WHAT TO DO:
Transcribe the records below exactly.
# # # # # # #
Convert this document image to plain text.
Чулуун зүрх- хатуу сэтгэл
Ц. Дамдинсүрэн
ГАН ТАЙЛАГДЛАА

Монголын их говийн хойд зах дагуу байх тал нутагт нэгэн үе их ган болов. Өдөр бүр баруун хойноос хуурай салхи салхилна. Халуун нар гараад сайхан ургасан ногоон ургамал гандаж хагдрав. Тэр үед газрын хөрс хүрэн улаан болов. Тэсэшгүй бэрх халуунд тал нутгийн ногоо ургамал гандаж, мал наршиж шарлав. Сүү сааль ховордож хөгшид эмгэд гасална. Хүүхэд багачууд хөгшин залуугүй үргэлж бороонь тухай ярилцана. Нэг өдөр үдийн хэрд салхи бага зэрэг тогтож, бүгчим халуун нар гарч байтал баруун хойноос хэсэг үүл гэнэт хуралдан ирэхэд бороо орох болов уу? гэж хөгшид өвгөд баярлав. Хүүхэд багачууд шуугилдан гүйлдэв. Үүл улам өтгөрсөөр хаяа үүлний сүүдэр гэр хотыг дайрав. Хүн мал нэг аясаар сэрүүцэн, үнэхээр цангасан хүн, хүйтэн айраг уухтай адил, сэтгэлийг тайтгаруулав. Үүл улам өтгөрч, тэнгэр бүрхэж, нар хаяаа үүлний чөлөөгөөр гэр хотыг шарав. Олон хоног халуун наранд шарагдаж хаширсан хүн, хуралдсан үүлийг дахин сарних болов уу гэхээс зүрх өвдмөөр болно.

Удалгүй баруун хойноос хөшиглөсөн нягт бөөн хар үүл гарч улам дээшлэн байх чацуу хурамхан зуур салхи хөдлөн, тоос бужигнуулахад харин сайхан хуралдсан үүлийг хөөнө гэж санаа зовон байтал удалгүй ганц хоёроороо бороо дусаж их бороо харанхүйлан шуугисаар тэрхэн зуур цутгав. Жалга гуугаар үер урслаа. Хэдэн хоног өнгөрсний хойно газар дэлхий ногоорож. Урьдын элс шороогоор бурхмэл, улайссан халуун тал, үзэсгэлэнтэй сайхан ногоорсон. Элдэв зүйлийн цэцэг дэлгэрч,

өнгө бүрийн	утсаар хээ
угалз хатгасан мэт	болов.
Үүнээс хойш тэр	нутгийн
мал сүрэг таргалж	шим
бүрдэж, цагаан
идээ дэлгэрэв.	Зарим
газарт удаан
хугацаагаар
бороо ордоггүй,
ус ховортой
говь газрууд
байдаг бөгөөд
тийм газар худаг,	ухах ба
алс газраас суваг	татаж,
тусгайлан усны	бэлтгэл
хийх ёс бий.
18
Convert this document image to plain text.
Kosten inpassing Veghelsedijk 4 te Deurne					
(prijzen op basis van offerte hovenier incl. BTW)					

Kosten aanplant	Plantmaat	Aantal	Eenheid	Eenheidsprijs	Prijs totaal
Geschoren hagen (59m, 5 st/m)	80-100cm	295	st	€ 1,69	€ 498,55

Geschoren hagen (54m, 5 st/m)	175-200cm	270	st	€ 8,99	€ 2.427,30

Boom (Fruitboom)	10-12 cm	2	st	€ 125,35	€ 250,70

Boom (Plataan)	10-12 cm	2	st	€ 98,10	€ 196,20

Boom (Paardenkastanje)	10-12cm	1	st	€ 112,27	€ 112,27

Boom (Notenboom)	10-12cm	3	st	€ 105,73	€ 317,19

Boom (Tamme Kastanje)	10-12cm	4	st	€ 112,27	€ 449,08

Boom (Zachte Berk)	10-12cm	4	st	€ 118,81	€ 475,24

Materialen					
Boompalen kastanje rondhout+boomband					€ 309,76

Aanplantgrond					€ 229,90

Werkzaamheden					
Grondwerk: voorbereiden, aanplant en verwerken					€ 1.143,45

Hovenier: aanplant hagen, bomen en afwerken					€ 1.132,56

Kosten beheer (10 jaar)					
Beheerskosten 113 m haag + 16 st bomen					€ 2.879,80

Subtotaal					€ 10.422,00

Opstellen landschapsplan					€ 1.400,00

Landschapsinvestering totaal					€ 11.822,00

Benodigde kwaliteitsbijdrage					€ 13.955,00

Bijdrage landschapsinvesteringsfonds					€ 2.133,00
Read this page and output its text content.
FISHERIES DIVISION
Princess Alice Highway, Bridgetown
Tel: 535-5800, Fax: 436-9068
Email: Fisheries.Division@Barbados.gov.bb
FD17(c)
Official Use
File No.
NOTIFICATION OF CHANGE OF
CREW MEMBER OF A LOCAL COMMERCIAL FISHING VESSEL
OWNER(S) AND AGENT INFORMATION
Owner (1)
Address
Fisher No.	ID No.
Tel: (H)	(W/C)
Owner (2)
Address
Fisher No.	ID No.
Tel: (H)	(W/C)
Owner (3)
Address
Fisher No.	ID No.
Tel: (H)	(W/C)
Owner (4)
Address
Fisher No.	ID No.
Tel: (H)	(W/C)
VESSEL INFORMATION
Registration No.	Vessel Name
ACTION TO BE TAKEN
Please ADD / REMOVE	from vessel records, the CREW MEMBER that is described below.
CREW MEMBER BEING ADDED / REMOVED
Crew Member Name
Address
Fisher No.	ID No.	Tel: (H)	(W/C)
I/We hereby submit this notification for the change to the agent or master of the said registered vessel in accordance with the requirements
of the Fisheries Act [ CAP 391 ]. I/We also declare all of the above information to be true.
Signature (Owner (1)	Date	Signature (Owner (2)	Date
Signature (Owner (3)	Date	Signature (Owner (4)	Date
# # # # # # #
WRITTEN SOLUTION:
Convert this document image to plain text.
Чулуун зүрх- хатуу сэтгэл
Ц. Дамдинсүрэн
ГАН ТАЙЛАГДЛАА

Монголын их говийн хойд зах дагуу байх тал нутагт нэгэн үе их ган болов. Өдөр бүр баруун хойноос хуурай салхи салхилна. Халуун нар гараад сайхан ургасан ногоон ургамал гандаж хагдрав. Тэр үед газрын хөрс хүрэн улаан болов. Тэсэшгүй бэрх халуунд тал нутгийн ногоо ургамал гандаж, мал наршиж шарлав. Сүү сааль ховордож хөгшид эмгэд гасална. Хүүхэд багачууд хөгшин залуугүй үргэлж бороонь тухай ярилцана. Нэг өдөр үдийн хэрд салхи бага зэрэг тогтож, бүгчим халуун нар гарч байтал баруун хойноос хэсэг үүл гэнэт хуралдан ирэхэд бороо орох болов уу? гэж хөгшид өвгөд баярлав. Хүүхэд багачууд шуугилдан гүйлдэв. Үүл улам өтгөрсөөр хаяа үүлний сүүдэр гэр хотыг дайрав. Хүн мал нэг аясаар сэрүүцэн, үнэхээр цангасан хүн, хүйтэн айраг уухтай адил, сэтгэлийг тайтгаруулав. Үүл улам өтгөрч, тэнгэр бүрхэж, нар хаяаа үүлний чөлөөгөөр гэр хотыг шарав. Олон хоног халуун наранд шарагдаж хаширсан хүн, хуралдсан үүлийг дахин сарних болов уу гэхээс зүрх өвдмөөр болно.

Удалгүй баруун хойноос хөшиглөсөн нягт бөөн хар үүл гарч улам дээшлэн байх чацуу хурамхан зуур салхи хөдлөн, тоос бужигнуулахад харин сайхан хуралдсан үүлийг хөөнө гэж санаа зовон байтал удалгүй ганц хоёроороо бороо дусаж их бороо харанхүйлан шуугисаар тэрхэн зуур цутгав. Жалга гуугаар үер урслаа. Хэдэн хоног өнгөрсний хойно газар дэлхий ногоорож. Урьдын элс шороогоор бурхмэл, улайссан халуун тал, үзэсгэлэнтэй сайхан ногоорсон. Элдэв зүйлийн цэцэг дэлгэрч,

өнгө бүрийн	утсаар хээ
угалз хатгасан мэт	болов.
Үүнээс хойш тэр	нутгийн
мал сүрэг таргалж	шим
бүрдэж, цагаан
идээ дэлгэрэв.	Зарим
газарт удаан
хугацаагаар
бороо ордоггүй,
ус ховортой
говь газрууд
байдаг бөгөөд
тийм газар худаг,	ухах ба
алс газраас суваг	татаж,
тусгайлан усны	бэлтгэл
хийх ёс бий.
18
Convert this document image to plain text.
Kosten inpassing Veghelsedijk 4 te Deurne					
(prijzen op basis van offerte hovenier incl. BTW)					

Kosten aanplant	Plantmaat	Aantal	Eenheid	Eenheidsprijs	Prijs totaal
Geschoren hagen (59m, 5 st/m)	80-100cm	295	st	€ 1,69	€ 498,55

Geschoren hagen (54m, 5 st/m)	175-200cm	270	st	€ 8,99	€ 2.427,30

Boom (Fruitboom)	10-12 cm	2	st	€ 125,35	€ 250,70

Boom (Plataan)	10-12 cm	2	st	€ 98,10	€ 196,20

Boom (Paardenkastanje)	10-12cm	1	st	€ 112,27	€ 112,27

Boom (Notenboom)	10-12cm	3	st	€ 105,73	€ 317,19

Boom (Tamme Kastanje)	10-12cm	4	st	€ 112,27	€ 449,08

Boom (Zachte Berk)	10-12cm	4	st	€ 118,81	€ 475,24

Materialen					
Boompalen kastanje rondhout+boomband					€ 309,76

Aanplantgrond					€ 229,90

Werkzaamheden					
Grondwerk: voorbereiden, aanplant en verwerken					€ 1.143,45

Hovenier: aanplant hagen, bomen en afwerken					€ 1.132,56

Kosten beheer (10 jaar)					
Beheerskosten 113 m haag + 16 st bomen					€ 2.879,80

Subtotaal					€ 10.422,00

Opstellen landschapsplan					€ 1.400,00

Landschapsinvestering totaal					€ 11.822,00

Benodigde kwaliteitsbijdrage					€ 13.955,00

Bijdrage landschapsinvesteringsfonds					€ 2.133,00
Read this page and output its text content.
FISHERIES DIVISION
Princess Alice Highway, Bridgetown
Tel: 535-5800, Fax: 436-9068
Email: Fisheries.Division@Barbados.gov.bb
FD17(c)
Official Use
File No.
NOTIFICATION OF CHANGE OF
CREW MEMBER OF A LOCAL COMMERCIAL FISHING VESSEL
OWNER(S) AND AGENT INFORMATION
Owner (1)
Address
Fisher No.	ID No.
Tel: (H)	(W/C)
Owner (2)
Address
Fisher No.	ID No.
Tel: (H)	(W/C)
Owner (3)
Address
Fisher No.	ID No.
Tel: (H)	(W/C)
Owner (4)
Address
Fisher No.	ID No.
Tel: (H)	(W/C)
VESSEL INFORMATION
Registration No.	Vessel Name
ACTION TO BE TAKEN
Please ADD / REMOVE	from vessel records, the CREW MEMBER that is described below.
CREW MEMBER BEING ADDED / REMOVED
Crew Member Name
Address
Fisher No.	ID No.	Tel: (H)	(W/C)
I/We hereby submit this notification for the change to the agent or master of the said registered vessel in accordance with the requirements
of the Fisheries Act [ CAP 391 ]. I/We also declare all of the above information to be true.
Signature (Owner (1)	Date	Signature (Owner (2)	Date
Signature (Owner (3)	Date	Signature (Owner (4)	Date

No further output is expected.